**Listing**.
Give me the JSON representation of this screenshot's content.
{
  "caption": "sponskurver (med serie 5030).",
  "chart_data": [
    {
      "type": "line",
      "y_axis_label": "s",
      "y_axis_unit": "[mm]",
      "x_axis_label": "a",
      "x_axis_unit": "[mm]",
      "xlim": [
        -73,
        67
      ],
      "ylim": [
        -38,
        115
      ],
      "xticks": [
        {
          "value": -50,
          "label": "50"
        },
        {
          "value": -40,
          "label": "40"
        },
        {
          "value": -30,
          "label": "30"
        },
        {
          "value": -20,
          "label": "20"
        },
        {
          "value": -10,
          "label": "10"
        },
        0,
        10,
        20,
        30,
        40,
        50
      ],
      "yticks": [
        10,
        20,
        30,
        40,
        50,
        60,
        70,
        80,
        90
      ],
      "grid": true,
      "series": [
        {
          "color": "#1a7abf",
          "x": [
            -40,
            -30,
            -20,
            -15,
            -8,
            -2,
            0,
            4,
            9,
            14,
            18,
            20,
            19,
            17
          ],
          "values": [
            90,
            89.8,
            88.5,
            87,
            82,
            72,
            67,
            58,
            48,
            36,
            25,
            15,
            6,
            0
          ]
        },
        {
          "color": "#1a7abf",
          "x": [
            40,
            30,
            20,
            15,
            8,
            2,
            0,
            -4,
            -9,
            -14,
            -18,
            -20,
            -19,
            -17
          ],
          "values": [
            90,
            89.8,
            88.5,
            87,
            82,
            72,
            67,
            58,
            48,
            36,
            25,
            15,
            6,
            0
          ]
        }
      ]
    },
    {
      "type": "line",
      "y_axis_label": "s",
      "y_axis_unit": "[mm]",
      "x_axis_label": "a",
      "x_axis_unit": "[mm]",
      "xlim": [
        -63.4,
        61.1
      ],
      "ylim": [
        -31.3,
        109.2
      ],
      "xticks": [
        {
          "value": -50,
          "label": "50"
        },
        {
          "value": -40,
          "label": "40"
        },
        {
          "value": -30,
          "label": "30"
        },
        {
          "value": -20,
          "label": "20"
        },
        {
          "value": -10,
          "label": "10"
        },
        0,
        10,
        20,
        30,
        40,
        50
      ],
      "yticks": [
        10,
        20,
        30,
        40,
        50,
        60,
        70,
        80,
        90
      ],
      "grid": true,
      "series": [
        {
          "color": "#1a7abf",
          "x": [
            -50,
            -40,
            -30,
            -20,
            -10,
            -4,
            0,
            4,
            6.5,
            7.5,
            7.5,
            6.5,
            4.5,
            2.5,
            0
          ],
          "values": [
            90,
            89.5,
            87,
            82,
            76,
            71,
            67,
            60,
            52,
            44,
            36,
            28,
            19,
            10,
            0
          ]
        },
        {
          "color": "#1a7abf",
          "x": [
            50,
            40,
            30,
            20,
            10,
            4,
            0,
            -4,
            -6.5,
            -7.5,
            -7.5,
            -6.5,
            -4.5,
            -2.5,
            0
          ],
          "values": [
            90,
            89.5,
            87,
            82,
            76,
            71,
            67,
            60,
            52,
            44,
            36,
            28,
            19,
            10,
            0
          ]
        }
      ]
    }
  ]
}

**Task to carry out**. Write out the data again, exactly and in full.

**Correct response**.
Give me the JSON representation of this screenshot's content.
{
  "caption": "sponskurver (med serie 5030).",
  "chart_data": [
    {
      "type": "line",
      "y_axis_label": "s",
      "y_axis_unit": "[mm]",
      "x_axis_label": "a",
      "x_axis_unit": "[mm]",
      "xlim": [
        -73,
        67
      ],
      "ylim": [
        -38,
        115
      ],
      "xticks": [
        {
          "value": -50,
          "label": "50"
        },
        {
          "value": -40,
          "label": "40"
        },
        {
          "value": -30,
          "label": "30"
        },
        {
          "value": -20,
          "label": "20"
        },
        {
          "value": -10,
          "label": "10"
        },
        0,
        10,
        20,
        30,
        40,
        50
      ],
      "yticks": [
        10,
        20,
        30,
        40,
        50,
        60,
        70,
        80,
        90
      ],
      "grid": true,
      "series": [
        {
          "color": "#1a7abf",
          "x": [
            -40,
            -30,
            -20,
            -15,
            -8,
            -2,
            0,
            4,
            9,
            14,
            18,
            20,
            19,
            17
          ],
          "values": [
            90,
            89.8,
            88.5,
            87,
            82,
            72,
            67,
            58,
            48,
            36,
            25,
            15,
            6,
            0
          ]
        },
        {
          "color": "#1a7abf",
          "x": [
            40,
            30,
            20,
            15,
            8,
            2,
            0,
            -4,
            -9,
            -14,
            -18,
            -20,
            -19,
            -17
          ],
          "values": [
            90,
            89.8,
            88.5,
            87,
            82,
            72,
            67,
            58,
            48,
            36,
            25,
            15,
            6,
            0
          ]
        }
      ]
    },
    {
      "type": "line",
      "y_axis_label": "s",
      "y_axis_unit": "[mm]",
      "x_axis_label": "a",
      "x_axis_unit": "[mm]",
      "xlim": [
        -63.4,
        61.1
      ],
      "ylim": [
        -31.3,
        109.2
      ],
      "xticks": [
        {
          "value": -50,
          "label": "50"
        },
        {
          "value": -40,
          "label": "40"
        },
        {
          "value": -30,
          "label": "30"
        },
        {
          "value": -20,
          "label": "20"
        },
        {
          "value": -10,
          "label": "10"
        },
        0,
        10,
        20,
        30,
        40,
        50
      ],
      "yticks": [
        10,
        20,
        30,
        40,
        50,
        60,
        70,
        80,
        90
      ],
      "grid": true,
      "series": [
        {
          "color": "#1a7abf",
          "x": [
            -50,
            -40,
            -30,
            -20,
            -10,
            -4,
            0,
            4,
            6.5,
            7.5,
            7.5,
            6.5,
            4.5,
            2.5,
            0
          ],
          "values": [
            90,
            89.5,
            87,
            82,
            76,
            71,
            67,
            60,
            52,
            44,
            36,
            28,
            19,
            10,
            0
          ]
        },
        {
          "color": "#1a7abf",
          "x": [
            50,
            40,
            30,
            20,
            10,
            4,
            0,
            -4,
            -6.5,
            -7.5,
            -7.5,
            -6.5,
            -4.5,
            -2.5,
            0
          ],
          "values": [
            90,
            89.5,
            87,
            82,
            76,
            71,
            67,
            60,
            52,
            44,
            36,
            28,
            19,
            10,
            0
          ]
        }
      ]
    }
  ]
}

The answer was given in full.